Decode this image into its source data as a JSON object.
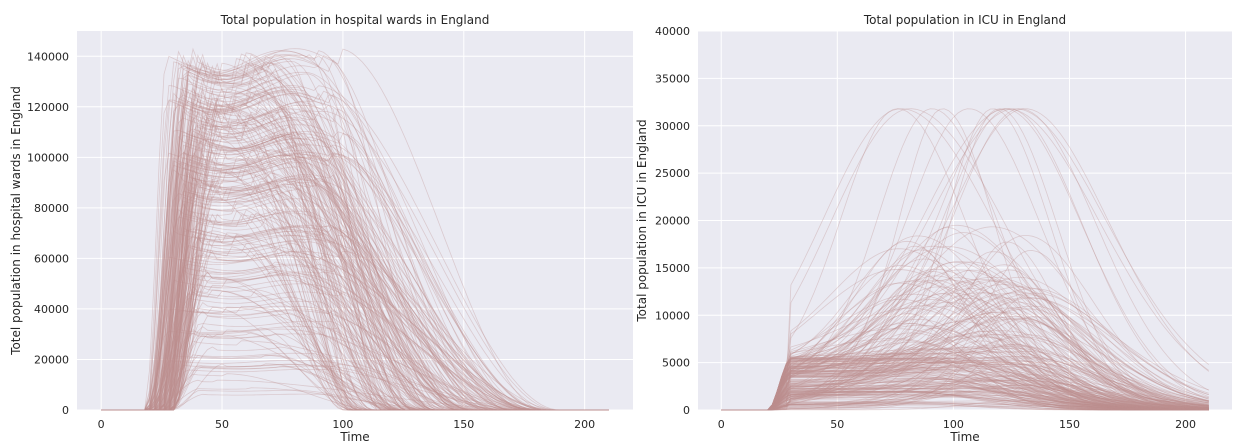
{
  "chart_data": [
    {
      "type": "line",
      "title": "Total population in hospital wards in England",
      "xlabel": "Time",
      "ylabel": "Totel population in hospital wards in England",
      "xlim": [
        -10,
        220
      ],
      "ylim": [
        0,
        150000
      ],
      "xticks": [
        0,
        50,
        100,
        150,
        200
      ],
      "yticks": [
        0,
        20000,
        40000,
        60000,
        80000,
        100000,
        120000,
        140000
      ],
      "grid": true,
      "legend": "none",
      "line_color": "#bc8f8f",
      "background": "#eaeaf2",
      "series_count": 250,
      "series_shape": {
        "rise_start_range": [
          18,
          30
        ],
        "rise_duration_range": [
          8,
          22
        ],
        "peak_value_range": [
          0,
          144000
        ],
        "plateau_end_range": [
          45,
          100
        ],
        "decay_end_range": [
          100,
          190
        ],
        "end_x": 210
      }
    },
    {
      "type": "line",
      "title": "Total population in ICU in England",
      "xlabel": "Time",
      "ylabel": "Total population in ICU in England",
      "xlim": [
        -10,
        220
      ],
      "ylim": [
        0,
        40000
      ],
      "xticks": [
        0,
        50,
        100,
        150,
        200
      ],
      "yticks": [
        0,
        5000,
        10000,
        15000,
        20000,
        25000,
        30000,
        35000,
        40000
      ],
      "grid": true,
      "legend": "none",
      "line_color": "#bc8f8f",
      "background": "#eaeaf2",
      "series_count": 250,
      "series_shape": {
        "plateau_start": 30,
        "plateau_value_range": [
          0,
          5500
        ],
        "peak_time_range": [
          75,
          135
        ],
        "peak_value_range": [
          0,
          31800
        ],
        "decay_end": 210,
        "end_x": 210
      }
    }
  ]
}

◇ ◇ ◇ ◇ ◇ ◇ ◇

WHAT YOU ARE ASKED TO DO
Without the pictures, copy the material exactly as given.

RESULT OF THE EXERCISE
Decode this image into its source data as a JSON object.
{
  "chart_data": [
    {
      "type": "line",
      "title": "Total population in hospital wards in England",
      "xlabel": "Time",
      "ylabel": "Totel population in hospital wards in England",
      "xlim": [
        -10,
        220
      ],
      "ylim": [
        0,
        150000
      ],
      "xticks": [
        0,
        50,
        100,
        150,
        200
      ],
      "yticks": [
        0,
        20000,
        40000,
        60000,
        80000,
        100000,
        120000,
        140000
      ],
      "grid": true,
      "legend": "none",
      "line_color": "#bc8f8f",
      "background": "#eaeaf2",
      "series_count": 250,
      "series_shape": {
        "rise_start_range": [
          18,
          30
        ],
        "rise_duration_range": [
          8,
          22
        ],
        "peak_value_range": [
          0,
          144000
        ],
        "plateau_end_range": [
          45,
          100
        ],
        "decay_end_range": [
          100,
          190
        ],
        "end_x": 210
      }
    },
    {
      "type": "line",
      "title": "Total population in ICU in England",
      "xlabel": "Time",
      "ylabel": "Total population in ICU in England",
      "xlim": [
        -10,
        220
      ],
      "ylim": [
        0,
        40000
      ],
      "xticks": [
        0,
        50,
        100,
        150,
        200
      ],
      "yticks": [
        0,
        5000,
        10000,
        15000,
        20000,
        25000,
        30000,
        35000,
        40000
      ],
      "grid": true,
      "legend": "none",
      "line_color": "#bc8f8f",
      "background": "#eaeaf2",
      "series_count": 250,
      "series_shape": {
        "plateau_start": 30,
        "plateau_value_range": [
          0,
          5500
        ],
        "peak_time_range": [
          75,
          135
        ],
        "peak_value_range": [
          0,
          31800
        ],
        "decay_end": 210,
        "end_x": 210
      }
    }
  ]
}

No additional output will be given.